Road pavements are built up in several layers constructed from a wide variety of materials and mixtures. They are traditionally classified into three main categories, according to the building materials used as top layers and to their consequent capacity to spread the traffic-induced stresses on road foundation: Flexible pavements (asphalt), rigid pavements (concrete), and semi-rigid pavements (asphalt and cement bound aggregates).

However, an additional alternative, called semi-flexible pavement, has gained much popularity over the past decades. Thanks to its characteristics, this type of pavement has been successfully applied, especially in those areas subjected to heavy and slow-moving loads [1], e.g., between 1988 and 2000, 165,000 square meters of semi-flexible pavements were constructed at Copenhagen Airport (DK).

The semi-flexible pavement’s top layer is made from Grouted Macadam, a composite pavement material made by an open-graded asphalt skeleton with 20–25% voids into which a highly flowable cementitious slurry is grouted. This hybrid material combines the flexible properties and the lack of joints of asphalt pavements with high static bearing capacity, good rut resistance, and the durability of concrete ones [2,3].

On the other hand, Grouted Macadams constitute a poorly understood branch of pavement technology and have generally been relegated to a role in certain specialty and heavy-duty pavements. This is mainly attributable to the complexity of Grouted Macadams’ construction. It is a two-stage operation, slow and expensive, and normally carried out on two consecutive days. First an open-graded asphalt layer designed to achieve a high void content is laid using a traditional asphalt paver. As soon as the asphalt has cooled, a cementitious slurry grout is spread over the surface. The filling of the voids of the asphalt is facilitated by rubber scrapers (squeegees) until the grout reaches the bottom of the layer. Moreover, the beneficial properties of this material are deeply related to the good void connectivity that allows the grout to flow through them and to an adequate workability of the grout to completely fill the voids. Unfilled voids may cause premature pavement failure.

[YOUR OBJECTIVE] Please quote the pavement passage above in full, word for word.

[Element boundary records]
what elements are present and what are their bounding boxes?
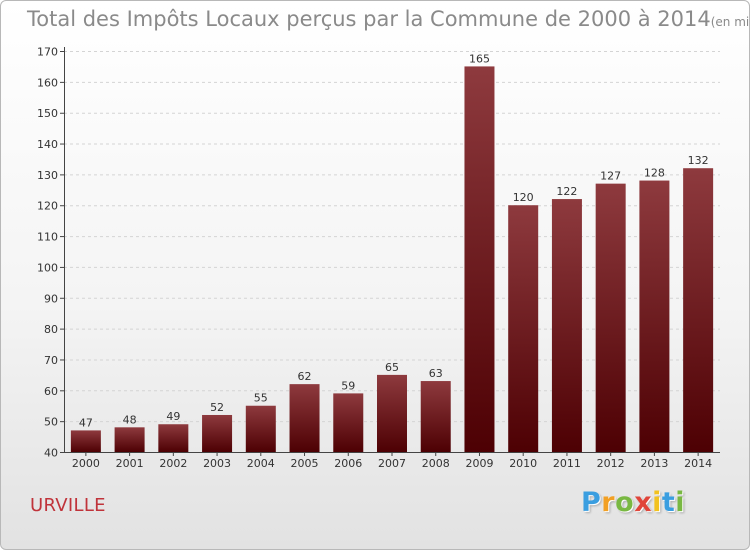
x-tick-label: 2010 bbox=[509, 457, 537, 470]
data-label: 165 bbox=[469, 52, 490, 65]
x-tick-label: 2012 bbox=[597, 457, 625, 470]
axes: 40 50 60 70 80 90 100 110 120 130 140 150 160 170 2000… bbox=[37, 46, 720, 470]
bar-2006 bbox=[333, 393, 364, 452]
bar-2011 bbox=[551, 199, 582, 452]
x-tick-label: 2006 bbox=[334, 457, 362, 470]
bar-2002 bbox=[158, 424, 189, 452]
x-tick-label: 2000 bbox=[72, 457, 100, 470]
y-tick-label: 70 bbox=[44, 354, 58, 367]
y-tick-label: 130 bbox=[37, 169, 58, 182]
bar-2003 bbox=[202, 414, 233, 452]
bar-2014 bbox=[683, 168, 714, 452]
logo-letter: o bbox=[615, 487, 635, 518]
data-label: 47 bbox=[79, 416, 93, 429]
bar-2001 bbox=[114, 427, 145, 452]
data-label: 128 bbox=[644, 167, 665, 180]
logo-letter: i bbox=[652, 487, 662, 518]
data-label: 132 bbox=[688, 154, 709, 167]
x-tick-label: 2014 bbox=[684, 457, 712, 470]
logo-letter: r bbox=[601, 487, 616, 518]
data-label: 120 bbox=[513, 191, 534, 204]
commune-name: URVILLE bbox=[30, 495, 106, 516]
bar-2008 bbox=[420, 381, 451, 452]
data-label: 52 bbox=[210, 401, 224, 414]
x-tick-label: 2013 bbox=[640, 457, 668, 470]
y-tick-label: 140 bbox=[37, 138, 58, 151]
y-tick-label: 40 bbox=[44, 447, 58, 460]
chart-title: Total des Impôts Locaux perçus par la Co… bbox=[27, 7, 750, 31]
logo-letter: x bbox=[634, 487, 653, 518]
data-label: 62 bbox=[298, 370, 312, 383]
logo-letter: i bbox=[675, 487, 686, 518]
x-tick-label: 2005 bbox=[291, 457, 319, 470]
bars: 47 48 49 52 55 62 59 65 63 165 120 122 127 128 132 bbox=[70, 52, 714, 453]
y-tick-label: 160 bbox=[37, 76, 58, 89]
data-label: 55 bbox=[254, 392, 268, 405]
x-tick-label: 2008 bbox=[422, 457, 450, 470]
y-tick-label: 150 bbox=[37, 107, 58, 120]
x-tick-label: 2009 bbox=[465, 457, 493, 470]
bar-2007 bbox=[377, 374, 407, 452]
proxiti-logo: Proxiti bbox=[581, 487, 685, 518]
bar-2010 bbox=[508, 205, 539, 452]
y-tick-label: 90 bbox=[44, 292, 58, 305]
bar-2004 bbox=[245, 405, 276, 452]
data-label: 65 bbox=[385, 361, 399, 374]
chart-title-unit: (en milliers d'€) bbox=[710, 15, 750, 29]
logo-letter: P bbox=[581, 487, 602, 518]
data-label: 63 bbox=[429, 367, 443, 380]
x-tick-label: 2002 bbox=[159, 457, 187, 470]
data-label: 49 bbox=[166, 410, 180, 423]
bar-2005 bbox=[289, 384, 320, 452]
y-tick-label: 80 bbox=[44, 323, 58, 336]
data-label: 127 bbox=[600, 170, 621, 183]
bar-2012 bbox=[595, 183, 626, 452]
bar-2013 bbox=[639, 180, 670, 453]
logo-letter: t bbox=[661, 487, 676, 518]
x-tick-label: 2004 bbox=[247, 457, 275, 470]
x-tick-label: 2007 bbox=[378, 457, 406, 470]
x-tick-label: 2003 bbox=[203, 457, 231, 470]
y-tick-label: 60 bbox=[44, 385, 58, 398]
y-tick-label: 100 bbox=[37, 261, 58, 274]
y-tick-label: 170 bbox=[37, 46, 58, 59]
x-tick-label: 2001 bbox=[116, 457, 144, 470]
data-label: 48 bbox=[123, 413, 137, 426]
x-tick-label: 2011 bbox=[553, 457, 581, 470]
y-tick-label: 50 bbox=[44, 416, 58, 429]
y-tick-label: 120 bbox=[37, 200, 58, 213]
bar-2000 bbox=[70, 430, 101, 452]
chart-title-text: Total des Impôts Locaux perçus par la Co… bbox=[27, 7, 711, 31]
bar-2009 bbox=[464, 66, 495, 452]
data-label: 122 bbox=[556, 185, 577, 198]
data-label: 59 bbox=[341, 379, 355, 392]
y-tick-label: 110 bbox=[37, 231, 58, 244]
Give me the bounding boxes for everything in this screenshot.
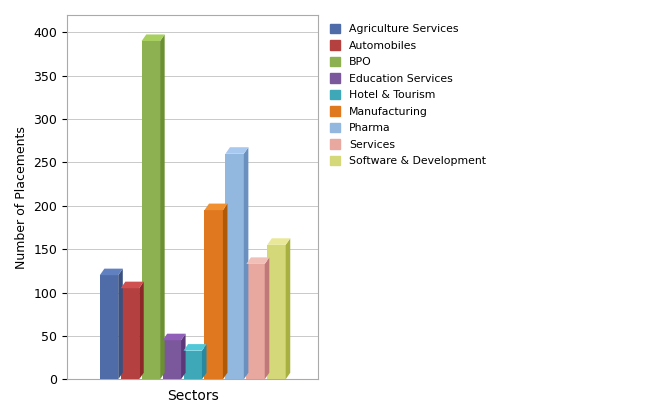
- Bar: [205, 210, 223, 379]
- Bar: [100, 275, 118, 379]
- Polygon shape: [265, 257, 269, 379]
- Y-axis label: Number of Placements: Number of Placements: [15, 126, 28, 269]
- Polygon shape: [223, 204, 227, 379]
- Polygon shape: [246, 257, 269, 264]
- Polygon shape: [183, 344, 207, 351]
- Bar: [246, 264, 265, 379]
- Polygon shape: [100, 269, 123, 275]
- Bar: [225, 154, 244, 379]
- Polygon shape: [205, 204, 227, 210]
- Bar: [183, 351, 202, 379]
- Bar: [267, 245, 285, 379]
- Polygon shape: [202, 344, 207, 379]
- Polygon shape: [118, 269, 123, 379]
- Bar: [141, 41, 160, 379]
- Legend: Agriculture Services, Automobiles, BPO, Education Services, Hotel & Tourism, Man: Agriculture Services, Automobiles, BPO, …: [326, 20, 490, 170]
- Bar: [121, 288, 139, 379]
- Polygon shape: [225, 147, 248, 154]
- Polygon shape: [267, 238, 290, 245]
- Polygon shape: [181, 334, 185, 379]
- Polygon shape: [244, 147, 248, 379]
- Bar: [163, 340, 181, 379]
- Polygon shape: [141, 34, 165, 41]
- Polygon shape: [285, 238, 290, 379]
- Polygon shape: [139, 282, 143, 379]
- Polygon shape: [160, 34, 165, 379]
- Polygon shape: [163, 334, 185, 340]
- Polygon shape: [121, 282, 143, 288]
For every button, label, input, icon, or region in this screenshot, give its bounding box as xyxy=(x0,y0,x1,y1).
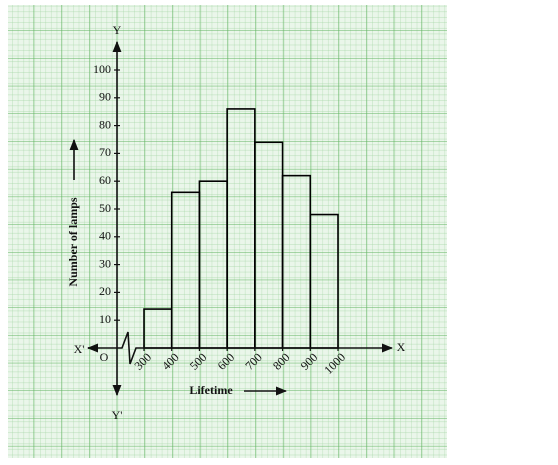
x-axis xyxy=(88,331,394,365)
y-tick-label: 60 xyxy=(99,173,111,187)
y-tick-label: 40 xyxy=(99,229,111,243)
y-tick-label: 70 xyxy=(99,145,111,159)
y-tick-label: 100 xyxy=(93,62,111,76)
x-axis-label: Lifetime xyxy=(189,383,233,397)
y-tick-label: 50 xyxy=(99,201,111,215)
axis-name: X xyxy=(397,340,406,354)
axis-name: X' xyxy=(74,342,85,356)
y-tick-label: 80 xyxy=(99,117,111,131)
y-tick-label: 10 xyxy=(99,312,111,326)
y-axis-label: Number of lamps xyxy=(66,197,80,286)
axis-name: Y' xyxy=(112,408,123,422)
origin-label: O xyxy=(100,350,109,364)
axis-name: Y xyxy=(113,23,122,37)
y-tick-label: 90 xyxy=(99,90,111,104)
y-tick-label: 20 xyxy=(99,284,111,298)
y-tick-label: 30 xyxy=(99,256,111,270)
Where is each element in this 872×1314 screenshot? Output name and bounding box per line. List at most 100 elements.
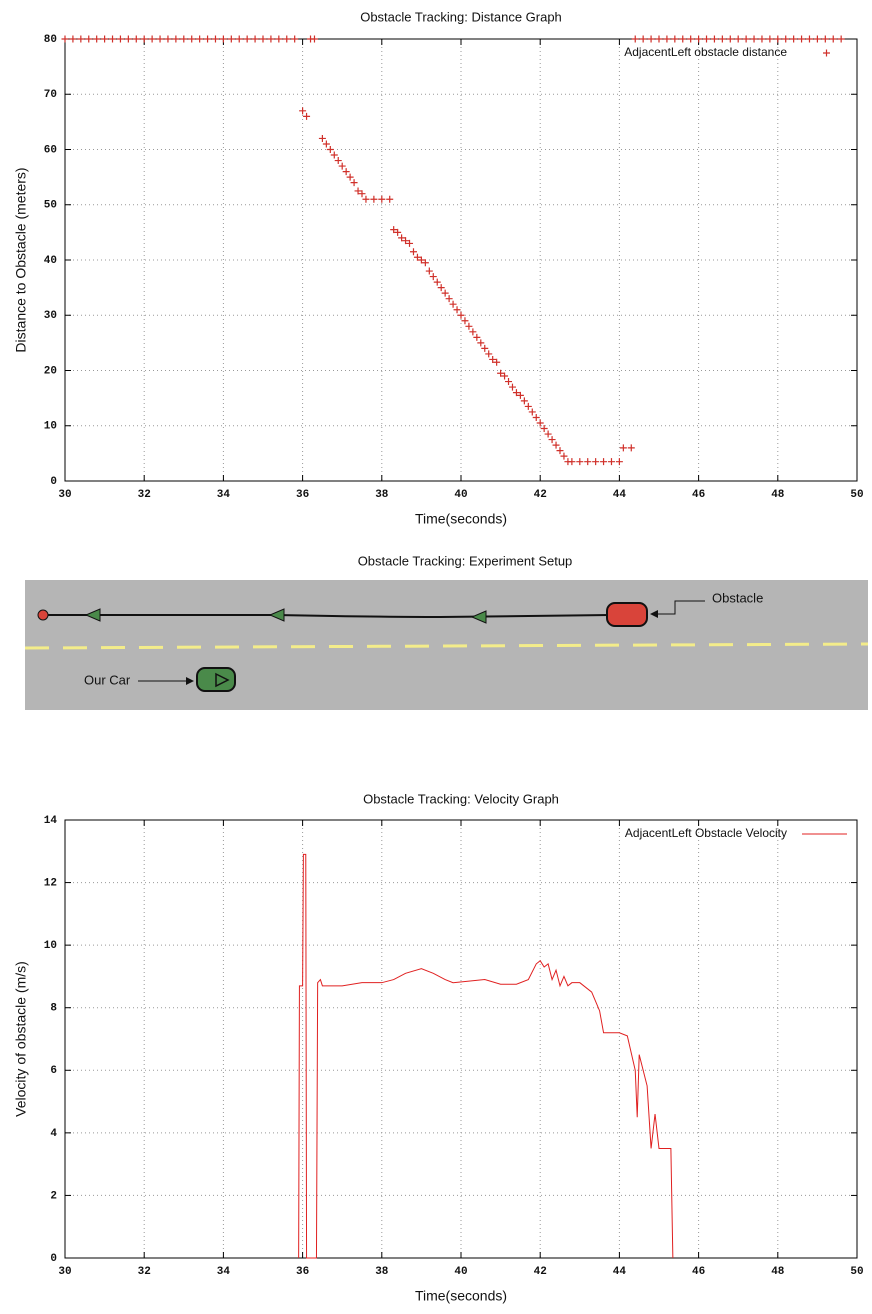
data-point [343,168,350,175]
data-point [410,248,417,255]
data-point [557,447,564,454]
data-point [790,36,797,43]
x-tick-label: 36 [296,489,309,501]
data-point [806,36,813,43]
data-point [751,36,758,43]
y-tick-label: 2 [50,1190,57,1202]
data-point [438,284,445,291]
x-tick-label: 50 [850,489,863,501]
x-tick-label: 50 [850,1266,863,1278]
data-point [814,36,821,43]
y-tick-label: 14 [44,815,58,827]
data-point [125,36,132,43]
y-axis-label: Velocity of obstacle (m/s) [13,961,29,1117]
x-axis-label: Time(seconds) [415,1288,507,1304]
data-point [228,36,235,43]
obstacle-car [607,603,647,626]
data-point [774,36,781,43]
data-point [212,36,219,43]
data-point [525,403,532,410]
data-point [386,196,393,203]
y-tick-label: 0 [50,476,57,488]
x-tick-label: 36 [296,1266,309,1278]
data-point [101,36,108,43]
data-point [267,36,274,43]
data-point [133,36,140,43]
y-tick-label: 80 [44,34,57,46]
y-tick-label: 50 [44,200,57,212]
data-point [93,36,100,43]
x-tick-label: 44 [613,489,627,501]
data-point [568,458,575,465]
y-tick-label: 30 [44,310,57,322]
data-point [553,442,560,449]
data-point [743,36,750,43]
data-point [275,36,282,43]
data-point [331,152,338,159]
data-point [485,350,492,357]
data-point [450,301,457,308]
data-point [473,334,480,341]
data-point [671,36,678,43]
x-tick-label: 38 [375,489,389,501]
y-tick-label: 8 [50,1003,57,1015]
diagram-title: Obstacle Tracking: Experiment Setup [358,553,573,568]
data-point [545,431,552,438]
legend-label: AdjacentLeft Obstacle Velocity [625,826,787,840]
y-tick-label: 20 [44,365,57,377]
data-point [608,458,615,465]
data-point [362,196,369,203]
data-point [529,408,536,415]
chart-title: Obstacle Tracking: Distance Graph [360,9,562,24]
data-point [620,444,627,451]
data-point [335,157,342,164]
x-tick-label: 34 [217,1266,231,1278]
data-point [600,458,607,465]
data-point [758,36,765,43]
data-point [378,196,385,203]
y-tick-label: 60 [44,144,57,156]
y-tick-label: 6 [50,1065,57,1077]
data-point [164,36,171,43]
data-point [687,36,694,43]
data-point [446,295,453,302]
data-point [149,36,156,43]
data-point [648,36,655,43]
data-point [632,36,639,43]
data-point [628,444,635,451]
data-point [798,36,805,43]
y-tick-label: 12 [44,877,57,889]
data-point [188,36,195,43]
obstacle-label: Obstacle [712,590,763,605]
data-point [311,36,318,43]
legend-marker [823,50,830,57]
data-point [204,36,211,43]
data-point [347,174,354,181]
y-tick-label: 10 [44,421,57,433]
data-point [616,458,623,465]
data-point [465,323,472,330]
data-point [85,36,92,43]
data-point [339,163,346,170]
data-point [782,36,789,43]
data-point [477,339,484,346]
y-tick-label: 40 [44,255,57,267]
data-point [327,146,334,153]
x-tick-label: 30 [58,1266,71,1278]
x-tick-label: 46 [692,489,705,501]
data-point [442,290,449,297]
data-point [822,36,829,43]
data-point [656,36,663,43]
car-label: Our Car [84,672,131,687]
y-tick-label: 4 [50,1128,57,1140]
data-point [711,36,718,43]
data-point [584,458,591,465]
data-point [430,273,437,280]
data-point [220,36,227,43]
data-point [77,36,84,43]
x-tick-label: 48 [771,1266,785,1278]
data-point [830,36,837,43]
x-tick-label: 38 [375,1266,389,1278]
data-point [244,36,251,43]
data-point [180,36,187,43]
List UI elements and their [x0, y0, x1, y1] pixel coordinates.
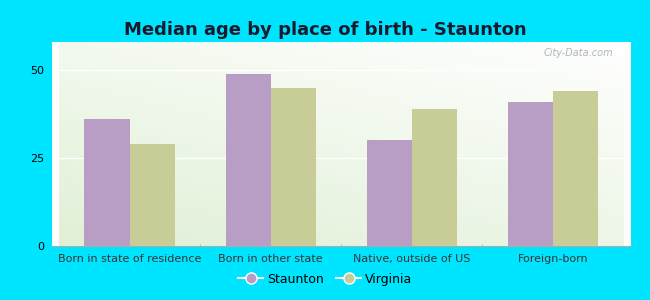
Bar	[270, 88, 316, 246]
Legend: Staunton, Virginia: Staunton, Virginia	[233, 268, 417, 291]
Bar	[129, 144, 175, 246]
Bar	[553, 91, 598, 246]
Bar	[367, 140, 412, 246]
Bar	[412, 109, 457, 246]
Bar	[226, 74, 270, 246]
Text: City-Data.com: City-Data.com	[543, 48, 613, 58]
Bar	[84, 119, 129, 246]
Text: Median age by place of birth - Staunton: Median age by place of birth - Staunton	[124, 21, 526, 39]
Bar	[508, 102, 553, 246]
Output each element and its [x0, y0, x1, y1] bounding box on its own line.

[PROBLEM SOLUTION]
Road pavements are built up in several layers constructed from a wide variety of materials and mixtures. They are traditionally classified into three main categories, according to the building materials used as top layers and to their consequent capacity to spread the traffic-induced stresses on road foundation: Flexible pavements (asphalt), rigid pavements (concrete), and semi-rigid pavements (asphalt and cement bound aggregates).

However, an additional alternative, called semi-flexible pavement, has gained much popularity over the past decades. Thanks to its characteristics, this type of pavement has been successfully applied, especially in those areas subjected to heavy and slow-moving loads [1], e.g., between 1988 and 2000, 165,000 square meters of semi-flexible pavements were constructed at Copenhagen Airport (DK).

The semi-flexible pavement’s top layer is made from Grouted Macadam, a composite pavement material made by an open-graded asphalt skeleton with 20–25% voids into which a highly flowable cementitious slurry is grouted. This hybrid material combines the flexible properties and the lack of joints of asphalt pavements with high static bearing capacity, good rut resistance, and the durability of concrete ones [2,3].

On the other hand, Grouted Macadams constitute a poorly understood branch of pavement technology and have generally been relegated to a role in certain specialty and heavy-duty pavements. This is mainly attributable to the complexity of Grouted Macadams’ construction. It is a two-stage operation, slow and expensive, and normally carried out on two consecutive days. First an open-graded asphalt layer designed to achieve a high void content is laid using a traditional asphalt paver. As soon as the asphalt has cooled, a cementitious slurry grout is spread over the surface. The filling of the voids of the asphalt is facilitated by rubber scrapers (squeegees) until the grout reaches the bottom of the layer. Moreover, the beneficial properties of this material are deeply related to the good void connectivity that allows the grout to flow through them and to an adequate workability of the grout to completely fill the voids. Unfilled voids may cause premature pavement failure.